• **The exercise**
Repeat the data word for word. Do not include the pictures.

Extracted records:
## Start
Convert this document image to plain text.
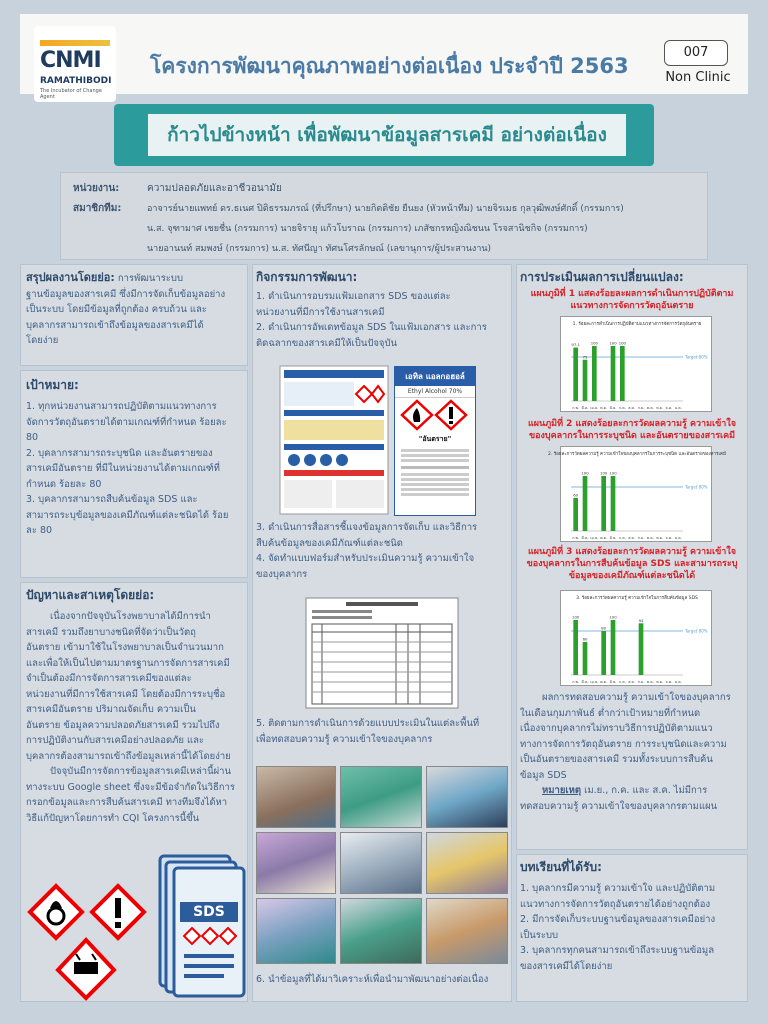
CNMI
RAMATHIBODI
The Incubator of Change Agent
โครงการพัฒนาคุณภาพอย่างต่อเนื่อง ประจำปี 2563
007
Non Clinic
ก้าวไปข้างหน้า เพื่อพัฒนาข้อมูลสารเคมี อย่างต่อเนื่อง
หน่วยงาน:	ความปลอดภัยและอาชีวอนามัย
สมาชิกทีม:	อาจารย์นายแพทย์ ดร.ธเนศ ปิติธรรมภรณ์ (ที่ปรึกษา) นายกิตติชัย ยืนยง (หัวหน้าทีม) นายจิรเมธ กุลวุฒิพงษ์ศักดิ์ (กรรมการ)
น.ส. จุฑามาศ เชยชื่น (กรรมการ) นายจิรายุ แก้วโบราณ (กรรมการ) เภสัชกรหญิงณิชนน โรจสานิชกิจ (กรรมการ)
นายอานนท์ สมพงษ์ (กรรมการ) น.ส. ทัศนีญา ทัศนโศรลักษณ์ (เลขานุการ/ผู้ประสานงาน)
สรุปผลงานโดยย่อ: การพัฒนาระบบ
ฐานข้อมูลของสารเคมี ซึ่งมีการจัดเก็บข้อมูลอย่าง
เป็นระบบ โดยมีข้อมูลที่ถูกต้อง ครบถ้วน และ
บุคลากรสามารถเข้าถึงข้อมูลของสารเคมีได้
โดยง่าย
เป้าหมาย:
1. ทุกหน่วยงานสามารถปฏิบัติตามแนวทางการ
จัดการวัตถุอันตรายได้ตามเกณฑ์ที่กำหนด ร้อยละ
80
2. บุคลากรสามารถระบุชนิด และอันตรายของ
สารเคมีอันตราย ที่มีในหน่วยงานได้ตามเกณฑ์ที่
กำหนด ร้อยละ 80
3. บุคลากรสามารถสืบค้นข้อมูล SDS และ
สามารถระบุข้อมูลของเคมีภัณฑ์แต่ละชนิดได้ ร้อย
ละ 80
ปัญหาและสาเหตุโดยย่อ:
เนื่องจากปัจจุบันโรงพยาบาลได้มีการนำ
สารเคมี รวมถึงยาบางชนิดที่จัดว่าเป็นวัตถุ
อันตราย เข้ามาใช้ในโรงพยาบาลเป็นจำนวนมาก
และเพื่อให้เป็นไปตามมาตรฐานการจัดการสารเคมี
จำเป็นต้องมีการจัดการสารเคมีของแต่ละ
หน่วยงานที่มีการใช้สารเคมี โดยต้องมีการระบุชื่อ
สารเคมีอันตราย ปริมาณจัดเก็บ ความเป็น
อันตราย ข้อมูลความปลอดภัยสารเคมี รวมไปถึง
การปฏิบัติงานกับสารเคมีอย่างปลอดภัย และ
บุคลากรต้องสามารถเข้าถึงข้อมูลเหล่านี้ได้โดยง่าย
ปัจจุบันมีการจัดการข้อมูลสารเคมีเหล่านี้ผ่าน
ทางระบบ Google sheet ซึ่งจะมีข้อจำกัดในวิธีการ
กรอกข้อมูลและการสืบค้นสารเคมี ทางทีมจึงได้หา
วิธีแก้ปัญหาโดยการทำ CQI โครงการนี้ขึ้น
SDS
กิจกรรมการพัฒนา:
1. ดำเนินการอบรมแฟ้มเอกสาร SDS ของแต่ละ
หน่วยงานที่มีการใช้งานสารเคมี
2. ดำเนินการอัพเดทข้อมูล SDS ในแฟ้มเอกสาร และการ
ติดฉลากของสารเคมีให้เป็นปัจจุบัน
เอทิล แอลกอฮอล์
Ethyl Alcohol 70%
"อันตราย"
3. ดำเนินการสื่อสารชี้แจงข้อมูลการจัดเก็บ และวิธีการ
สืบค้นข้อมูลของเคมีภัณฑ์แต่ละชนิด
4. จัดทำแบบฟอร์มสำหรับประเมินความรู้ ความเข้าใจ
ของบุคลากร
5. ติดตามการดำเนินการด้วยแบบประเมินในแต่ละพื้นที่
เพื่อทดสอบความรู้ ความเข้าใจของบุคลากร
6. นำข้อมูลที่ได้มาวิเคราะห์เพื่อนำมาพัฒนาอย่างต่อเนื่อง
การประเมินผลการเปลี่ยนแปลง:
แผนภูมิที่ 1 แสดงร้อยละผลการดำเนินการปฏิบัติตาม
แนวทางการจัดการวัตถุอันตราย
1. ร้อยละการดำเนินการปฏิบัติตามแนวทางการจัดการวัตถุอันตราย
Target 80%
ก.พ.
97.1
มี.ค.
75
เม.ย.
100
พ.ค. มิ.ย.
100
ก.ค.
100
ส.ค. ก.ย. ต.ค. พ.ย. ธ.ค. ม.ค.
แผนภูมิที่ 2 แสดงร้อยละการวัดผลความรู้ ความเข้าใจ
ของบุคลากรในการระบุชนิด และอันตรายของสารเคมี
2. ร้อยละการวัดผลความรู้ ความเข้าใจของบุคลากรในการระบุชนิด และอันตรายของสารเคมี
Target 80%
ก.พ.
60
มี.ค.
100
เม.ย. พ.ค.
100
มิ.ย.
100
ก.ค. ส.ค. ก.ย. ต.ค. พ.ย. ธ.ค. ม.ค.
แผนภูมิที่ 3 แสดงร้อยละการวัดผลความรู้ ความเข้าใจ
ของบุคลากรในการสืบค้นข้อมูล SDS และสามารถระบุ
ข้อมูลของเคมีภัณฑ์แต่ละชนิดได้
3. ร้อยละการวัดผลความรู้ ความเข้าใจในการสืบค้นข้อมูล SDS
Target 80%
ก.พ.
100
มี.ค.
60
เม.ย. พ.ค.
80
มิ.ย.
100
ก.ค. ส.ค. ก.ย.
94
ต.ค. พ.ย. ธ.ค. ม.ค.
ผลการทดสอบความรู้ ความเข้าใจของบุคลากร
ในเดือนกุมภาพันธ์ ต่ำกว่าเป้าหมายที่กำหนด
เนื่องจากบุคลากรไม่ทราบวิธีการปฏิบัติตามแนว
ทางการจัดการวัตถุอันตราย การระบุชนิดและความ
เป็นอันตรายของสารเคมี รวมทั้งระบบการสืบค้น
ข้อมูล SDS
หมายเหตุ เม.ย., ก.ค. และ ส.ค. ไม่มีการ
ทดสอบความรู้ ความเข้าใจของบุคลากรตามแผน
บทเรียนที่ได้รับ:
1. บุคลากรมีความรู้ ความเข้าใจ และปฏิบัติตาม
แนวทางการจัดการวัตถุอันตรายได้อย่างถูกต้อง
2. มีการจัดเก็บระบบฐานข้อมูลของสารเคมีอย่าง
เป็นระบบ
3. บุคลากรทุกคนสามารถเข้าถึงระบบฐานข้อมูล
ของสารเคมีได้โดยง่าย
## End
• **Finished answer**
Convert this document image to plain text.
CNMI
RAMATHIBODI
The Incubator of Change Agent
โครงการพัฒนาคุณภาพอย่างต่อเนื่อง ประจำปี 2563
007
Non Clinic
ก้าวไปข้างหน้า เพื่อพัฒนาข้อมูลสารเคมี อย่างต่อเนื่อง
หน่วยงาน:	ความปลอดภัยและอาชีวอนามัย
สมาชิกทีม:	อาจารย์นายแพทย์ ดร.ธเนศ ปิติธรรมภรณ์ (ที่ปรึกษา) นายกิตติชัย ยืนยง (หัวหน้าทีม) นายจิรเมธ กุลวุฒิพงษ์ศักดิ์ (กรรมการ)
น.ส. จุฑามาศ เชยชื่น (กรรมการ) นายจิรายุ แก้วโบราณ (กรรมการ) เภสัชกรหญิงณิชนน โรจสานิชกิจ (กรรมการ)
นายอานนท์ สมพงษ์ (กรรมการ) น.ส. ทัศนีญา ทัศนโศรลักษณ์ (เลขานุการ/ผู้ประสานงาน)
สรุปผลงานโดยย่อ: การพัฒนาระบบ
ฐานข้อมูลของสารเคมี ซึ่งมีการจัดเก็บข้อมูลอย่าง
เป็นระบบ โดยมีข้อมูลที่ถูกต้อง ครบถ้วน และ
บุคลากรสามารถเข้าถึงข้อมูลของสารเคมีได้
โดยง่าย
เป้าหมาย:
1. ทุกหน่วยงานสามารถปฏิบัติตามแนวทางการ
จัดการวัตถุอันตรายได้ตามเกณฑ์ที่กำหนด ร้อยละ
80
2. บุคลากรสามารถระบุชนิด และอันตรายของ
สารเคมีอันตราย ที่มีในหน่วยงานได้ตามเกณฑ์ที่
กำหนด ร้อยละ 80
3. บุคลากรสามารถสืบค้นข้อมูล SDS และ
สามารถระบุข้อมูลของเคมีภัณฑ์แต่ละชนิดได้ ร้อย
ละ 80
ปัญหาและสาเหตุโดยย่อ:
เนื่องจากปัจจุบันโรงพยาบาลได้มีการนำ
สารเคมี รวมถึงยาบางชนิดที่จัดว่าเป็นวัตถุ
อันตราย เข้ามาใช้ในโรงพยาบาลเป็นจำนวนมาก
และเพื่อให้เป็นไปตามมาตรฐานการจัดการสารเคมี
จำเป็นต้องมีการจัดการสารเคมีของแต่ละ
หน่วยงานที่มีการใช้สารเคมี โดยต้องมีการระบุชื่อ
สารเคมีอันตราย ปริมาณจัดเก็บ ความเป็น
อันตราย ข้อมูลความปลอดภัยสารเคมี รวมไปถึง
การปฏิบัติงานกับสารเคมีอย่างปลอดภัย และ
บุคลากรต้องสามารถเข้าถึงข้อมูลเหล่านี้ได้โดยง่าย
ปัจจุบันมีการจัดการข้อมูลสารเคมีเหล่านี้ผ่าน
ทางระบบ Google sheet ซึ่งจะมีข้อจำกัดในวิธีการ
กรอกข้อมูลและการสืบค้นสารเคมี ทางทีมจึงได้หา
วิธีแก้ปัญหาโดยการทำ CQI โครงการนี้ขึ้น
SDS
กิจกรรมการพัฒนา:
1. ดำเนินการอบรมแฟ้มเอกสาร SDS ของแต่ละ
หน่วยงานที่มีการใช้งานสารเคมี
2. ดำเนินการอัพเดทข้อมูล SDS ในแฟ้มเอกสาร และการ
ติดฉลากของสารเคมีให้เป็นปัจจุบัน
เอทิล แอลกอฮอล์
Ethyl Alcohol 70%
"อันตราย"
3. ดำเนินการสื่อสารชี้แจงข้อมูลการจัดเก็บ และวิธีการ
สืบค้นข้อมูลของเคมีภัณฑ์แต่ละชนิด
4. จัดทำแบบฟอร์มสำหรับประเมินความรู้ ความเข้าใจ
ของบุคลากร
5. ติดตามการดำเนินการด้วยแบบประเมินในแต่ละพื้นที่
เพื่อทดสอบความรู้ ความเข้าใจของบุคลากร
6. นำข้อมูลที่ได้มาวิเคราะห์เพื่อนำมาพัฒนาอย่างต่อเนื่อง
การประเมินผลการเปลี่ยนแปลง:
แผนภูมิที่ 1 แสดงร้อยละผลการดำเนินการปฏิบัติตาม
แนวทางการจัดการวัตถุอันตราย
1. ร้อยละการดำเนินการปฏิบัติตามแนวทางการจัดการวัตถุอันตราย
Target 80%
ก.พ.
97.1
มี.ค.
75
เม.ย.
100
พ.ค. มิ.ย.
100
ก.ค.
100
ส.ค. ก.ย. ต.ค. พ.ย. ธ.ค. ม.ค.
แผนภูมิที่ 2 แสดงร้อยละการวัดผลความรู้ ความเข้าใจ
ของบุคลากรในการระบุชนิด และอันตรายของสารเคมี
2. ร้อยละการวัดผลความรู้ ความเข้าใจของบุคลากรในการระบุชนิด และอันตรายของสารเคมี
Target 80%
ก.พ.
60
มี.ค.
100
เม.ย. พ.ค.
100
มิ.ย.
100
ก.ค. ส.ค. ก.ย. ต.ค. พ.ย. ธ.ค. ม.ค.
แผนภูมิที่ 3 แสดงร้อยละการวัดผลความรู้ ความเข้าใจ
ของบุคลากรในการสืบค้นข้อมูล SDS และสามารถระบุ
ข้อมูลของเคมีภัณฑ์แต่ละชนิดได้
3. ร้อยละการวัดผลความรู้ ความเข้าใจในการสืบค้นข้อมูล SDS
Target 80%
ก.พ.
100
มี.ค.
60
เม.ย. พ.ค.
80
มิ.ย.
100
ก.ค. ส.ค. ก.ย.
94
ต.ค. พ.ย. ธ.ค. ม.ค.
ผลการทดสอบความรู้ ความเข้าใจของบุคลากร
ในเดือนกุมภาพันธ์ ต่ำกว่าเป้าหมายที่กำหนด
เนื่องจากบุคลากรไม่ทราบวิธีการปฏิบัติตามแนว
ทางการจัดการวัตถุอันตราย การระบุชนิดและความ
เป็นอันตรายของสารเคมี รวมทั้งระบบการสืบค้น
ข้อมูล SDS
หมายเหตุ เม.ย., ก.ค. และ ส.ค. ไม่มีการ
ทดสอบความรู้ ความเข้าใจของบุคลากรตามแผน
บทเรียนที่ได้รับ:
1. บุคลากรมีความรู้ ความเข้าใจ และปฏิบัติตาม
แนวทางการจัดการวัตถุอันตรายได้อย่างถูกต้อง
2. มีการจัดเก็บระบบฐานข้อมูลของสารเคมีอย่าง
เป็นระบบ
3. บุคลากรทุกคนสามารถเข้าถึงระบบฐานข้อมูล
ของสารเคมีได้โดยง่าย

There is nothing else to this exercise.